Data listing

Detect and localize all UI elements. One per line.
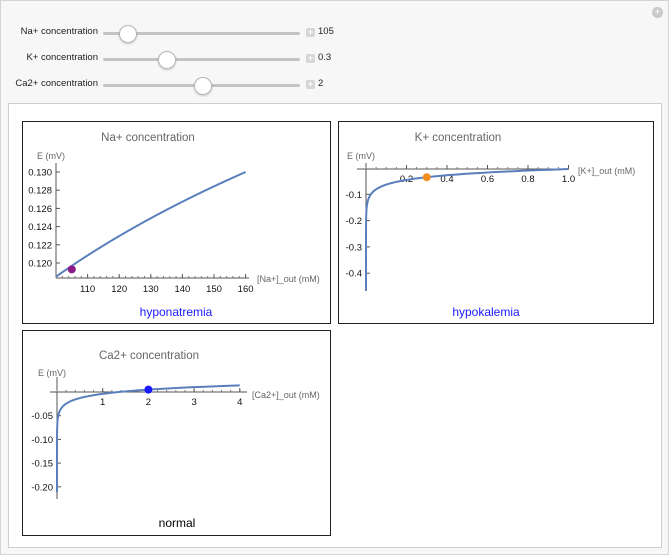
y-tick-label: 0.120	[28, 259, 52, 270]
chart-title: Ca2+ concentration	[99, 350, 199, 362]
y-tick-label: 0.128	[28, 186, 52, 197]
x-tick-label: 1	[100, 397, 105, 408]
options-plus-circle-icon[interactable]: +	[652, 7, 663, 18]
y-tick-label: 0.124	[28, 222, 52, 233]
k-slider-thumb[interactable]	[158, 51, 177, 69]
k-slider[interactable]	[103, 58, 300, 61]
y-tick-label: 0.122	[28, 240, 52, 251]
ca-chart-panel: Ca2+ concentration E (mV) [Ca2+]_out (mM) 1…	[22, 330, 331, 536]
k-value: 0.3	[318, 52, 332, 63]
na-chart: Na+ concentration E (mV) [Na+]_out (mM) 110…	[28, 132, 320, 319]
y-tick-label: -0.05	[31, 411, 53, 422]
y-axis-label: E (mV)	[38, 368, 66, 378]
potential-curve	[55, 171, 247, 278]
x-tick-label: 2	[146, 397, 151, 408]
current-value-point	[144, 385, 153, 394]
x-tick-label: 0.8	[521, 174, 534, 185]
current-value-point	[67, 265, 76, 274]
ca-value: 2	[318, 78, 324, 89]
y-tick-label: -0.3	[346, 242, 362, 253]
na-chart-panel: Na+ concentration E (mV) [Na+]_out (mM) 110…	[22, 121, 331, 324]
x-tick-label: 4	[237, 397, 242, 408]
y-tick-label: -0.15	[31, 459, 53, 470]
y-tick-label: -0.2	[346, 216, 362, 227]
na-slider-label: Na+ concentration	[20, 26, 98, 37]
y-tick-label: -0.20	[31, 482, 53, 493]
x-tick-label: 3	[191, 397, 196, 408]
plus-icon[interactable]: +	[306, 79, 315, 89]
na-slider-thumb[interactable]	[118, 25, 137, 43]
na-value: 105	[318, 26, 334, 37]
x-tick-label: 150	[206, 284, 222, 295]
x-axis-label: [Ca2+]_out (mM)	[252, 390, 320, 400]
status-label: normal	[159, 516, 196, 530]
plus-icon[interactable]: +	[306, 53, 315, 63]
ca-slider-thumb[interactable]	[193, 77, 212, 95]
x-tick-label: 120	[111, 284, 127, 295]
x-tick-label: 140	[174, 284, 190, 295]
y-tick-label: -0.1	[346, 190, 362, 201]
na-control: Na+ concentration + 105	[0, 23, 340, 43]
na-slider[interactable]	[103, 32, 300, 35]
status-label: hypokalemia	[452, 305, 520, 319]
x-tick-label: 110	[80, 284, 95, 295]
x-axis-label: [Na+]_out (mM)	[257, 274, 320, 284]
status-label: hyponatremia	[140, 305, 213, 319]
current-value-point	[422, 173, 431, 182]
y-tick-label: 0.126	[28, 204, 52, 215]
y-tick-label: -0.4	[346, 269, 362, 280]
x-tick-label: 0.6	[481, 174, 494, 185]
chart-title: K+ concentration	[415, 132, 502, 144]
k-chart-panel: K+ concentration E (mV) [K+]_out (mM) 0.2 0.…	[338, 121, 654, 324]
y-axis-label: E (mV)	[347, 151, 375, 161]
ca-control: Ca2+ concentration + 2	[0, 75, 340, 95]
x-tick-label: 160	[238, 284, 254, 295]
x-tick-label: 1.0	[562, 174, 575, 185]
y-tick-label: 0.130	[28, 168, 52, 179]
k-slider-label: K+ concentration	[26, 52, 98, 63]
y-tick-label: -0.10	[31, 435, 53, 446]
x-axis-label: [K+]_out (mM)	[578, 166, 635, 176]
potential-curve	[365, 168, 569, 291]
y-axis-label: E (mV)	[37, 151, 65, 161]
x-tick-label: 0.4	[440, 174, 453, 185]
ca-slider-label: Ca2+ concentration	[15, 78, 98, 89]
x-tick-label: 130	[143, 284, 159, 295]
ca-chart: Ca2+ concentration E (mV) [Ca2+]_out (mM) 1…	[31, 350, 320, 530]
plus-icon[interactable]: +	[306, 27, 315, 37]
potential-curve	[56, 384, 240, 493]
k-control: K+ concentration + 0.3	[0, 49, 340, 69]
chart-title: Na+ concentration	[101, 132, 195, 144]
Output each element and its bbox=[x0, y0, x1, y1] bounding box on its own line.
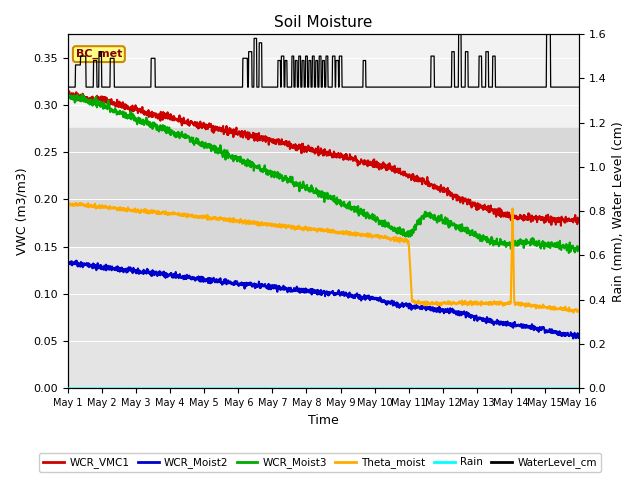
Bar bbox=[68, 247, 579, 388]
Text: BC_met: BC_met bbox=[76, 49, 122, 59]
Bar bbox=[68, 34, 579, 129]
Y-axis label: Rain (mm), Water Level (cm): Rain (mm), Water Level (cm) bbox=[612, 121, 625, 301]
Legend: WCR_VMC1, WCR_Moist2, WCR_Moist3, Theta_moist, Rain, WaterLevel_cm: WCR_VMC1, WCR_Moist2, WCR_Moist3, Theta_… bbox=[39, 453, 601, 472]
Bar bbox=[68, 129, 579, 247]
X-axis label: Time: Time bbox=[308, 414, 339, 427]
Y-axis label: VWC (m3/m3): VWC (m3/m3) bbox=[15, 168, 28, 255]
Title: Soil Moisture: Soil Moisture bbox=[275, 15, 372, 30]
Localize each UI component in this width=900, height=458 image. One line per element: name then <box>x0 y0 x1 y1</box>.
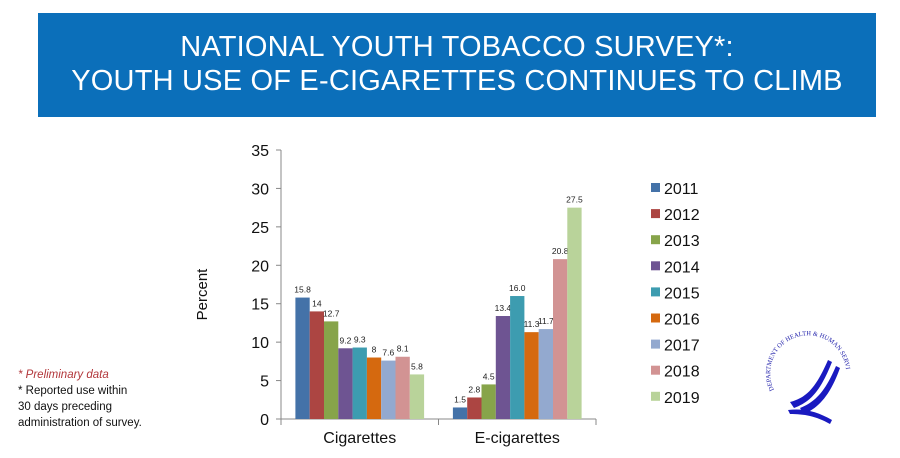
title-line-2: YOUTH USE OF E-CIGARETTES CONTINUES TO C… <box>71 65 843 97</box>
y-tick-label: 5 <box>260 374 269 391</box>
bar-2012-cigarettes <box>309 311 324 419</box>
legend-swatch-2016 <box>651 313 660 323</box>
bar-2017-e-cigarettes <box>538 329 553 419</box>
legend-swatch-2012 <box>651 209 660 219</box>
data-label: 27.5 <box>566 195 583 205</box>
y-tick-label: 0 <box>260 412 269 429</box>
data-label: 15.8 <box>294 285 311 295</box>
bar-2017-cigarettes <box>381 360 396 419</box>
bar-2016-e-cigarettes <box>524 332 539 419</box>
y-axis-label: Percent <box>194 268 211 321</box>
legend-label: 2015 <box>664 285 700 302</box>
x-tick-label: Cigarettes <box>323 430 396 447</box>
data-label: 11.3 <box>524 319 540 329</box>
legend-label: 2019 <box>664 390 700 407</box>
bar-2019-cigarettes <box>409 374 425 419</box>
y-tick-label: 10 <box>251 335 269 352</box>
data-label: 11.7 <box>538 316 554 326</box>
bar-2015-e-cigarettes <box>510 296 525 419</box>
y-tick-label: 15 <box>251 297 269 314</box>
legend-swatch-2013 <box>651 235 660 245</box>
legend-swatch-2018 <box>651 365 660 375</box>
title-banner: NATIONAL YOUTH TOBACCO SURVEY*: YOUTH US… <box>38 13 876 117</box>
bar-2018-cigarettes <box>395 356 410 419</box>
reported-note-line-1: * Reported use within <box>18 385 128 397</box>
bar-2011-e-cigarettes <box>452 407 468 419</box>
title-line-1: NATIONAL YOUTH TOBACCO SURVEY*: <box>180 31 734 63</box>
bar-2013-e-cigarettes <box>481 384 496 419</box>
data-label: 2.8 <box>468 384 480 394</box>
reported-note-line-3: administration of survey. <box>18 417 142 429</box>
legend-label: 2011 <box>664 181 699 198</box>
legend-label: 2017 <box>664 338 700 355</box>
bar-2014-e-cigarettes <box>495 316 511 419</box>
bar-2015-cigarettes <box>352 347 367 419</box>
bar-2016-cigarettes <box>366 357 382 419</box>
svg-text:DEPARTMENT OF HEALTH & HUMAN S: DEPARTMENT OF HEALTH & HUMAN SERVICES · … <box>760 330 851 392</box>
legend-label: 2018 <box>664 364 700 381</box>
footnotes: * Preliminary data * Reported use within… <box>18 367 142 431</box>
bar-2014-cigarettes <box>338 348 353 419</box>
bar-2011-cigarettes <box>295 297 310 419</box>
data-label: 4.5 <box>483 371 495 381</box>
hhs-seal-icon: DEPARTMENT OF HEALTH & HUMAN SERVICES · … <box>760 330 851 424</box>
data-label: 8 <box>372 345 377 355</box>
data-label: 7.6 <box>382 348 394 358</box>
y-tick-label: 20 <box>251 258 269 275</box>
legend-swatch-2015 <box>651 287 660 297</box>
data-label: 8.1 <box>397 344 409 354</box>
data-label: 12.7 <box>323 308 340 318</box>
seal-text: DEPARTMENT OF HEALTH & HUMAN SERVICES · … <box>760 330 851 392</box>
legend-swatch-2011 <box>651 183 660 192</box>
x-tick-label: E-cigarettes <box>475 430 560 447</box>
bar-2019-e-cigarettes <box>567 207 582 419</box>
data-label: 9.2 <box>340 335 352 345</box>
data-label: 20.8 <box>552 246 569 256</box>
bar-2018-e-cigarettes <box>553 259 568 419</box>
reported-note-line-2: 30 days preceding <box>18 401 112 413</box>
legend-swatch-2017 <box>651 339 660 349</box>
y-tick-label: 30 <box>251 181 269 198</box>
data-label: 16.0 <box>509 283 526 293</box>
bar-2013-cigarettes <box>324 321 339 419</box>
data-label: 9.3 <box>354 335 366 345</box>
bar-2012-e-cigarettes <box>467 397 482 419</box>
y-tick-label: 25 <box>251 220 269 237</box>
legend-label: 2013 <box>664 233 700 250</box>
data-label: 1.5 <box>454 394 466 404</box>
legend-swatch-2014 <box>651 261 660 271</box>
preliminary-note: * Preliminary data <box>18 369 109 381</box>
legend-label: 2012 <box>664 207 700 224</box>
data-label: 13.4 <box>495 303 512 313</box>
legend-label: 2014 <box>664 259 700 276</box>
legend-swatch-2019 <box>651 391 660 401</box>
data-label: 5.8 <box>411 361 423 371</box>
data-label: 14 <box>312 298 322 308</box>
legend-label: 2016 <box>664 312 700 329</box>
y-tick-label: 35 <box>251 143 269 160</box>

REQUIRED TASK:
Copy out the lines of the listing from the line with "title-line-2: YOUTH USE" to the line with "bar-2013-e-cigarettes <box>481 384", renaming "legend-swatch" to "legend-color-box" and leaving everything else unchanged.

SOLUTION BELOW:
title-line-2: YOUTH USE OF E-CIGARETTES CONTINUES TO C… <box>71 65 843 97</box>
y-tick-label: 5 <box>260 374 269 391</box>
bar-2012-cigarettes <box>309 311 324 419</box>
legend-color-box-2016 <box>651 313 660 323</box>
bar-2017-e-cigarettes <box>538 329 553 419</box>
legend-color-box-2012 <box>651 209 660 219</box>
data-label: 27.5 <box>566 195 583 205</box>
y-tick-label: 0 <box>260 412 269 429</box>
data-label: 15.8 <box>294 285 311 295</box>
bar-2017-cigarettes <box>381 360 396 419</box>
bar-2016-e-cigarettes <box>524 332 539 419</box>
y-axis-label: Percent <box>194 268 211 321</box>
legend-label: 2015 <box>664 285 700 302</box>
x-tick-label: Cigarettes <box>323 430 396 447</box>
data-label: 11.3 <box>524 319 540 329</box>
legend-label: 2019 <box>664 390 700 407</box>
bar-2019-cigarettes <box>409 374 425 419</box>
y-tick-label: 10 <box>251 335 269 352</box>
data-label: 11.7 <box>538 316 554 326</box>
bar-2015-e-cigarettes <box>510 296 525 419</box>
y-tick-label: 15 <box>251 297 269 314</box>
legend-color-box-2013 <box>651 235 660 245</box>
legend-color-box-2018 <box>651 365 660 375</box>
title-banner: NATIONAL YOUTH TOBACCO SURVEY*: YOUTH US… <box>38 13 876 117</box>
bar-2018-cigarettes <box>395 356 410 419</box>
reported-note-line-1: * Reported use within <box>18 385 128 397</box>
bar-2011-e-cigarettes <box>452 407 468 419</box>
title-line-1: NATIONAL YOUTH TOBACCO SURVEY*: <box>180 31 734 63</box>
bar-2013-e-cigarettes <box>481 384 496 419</box>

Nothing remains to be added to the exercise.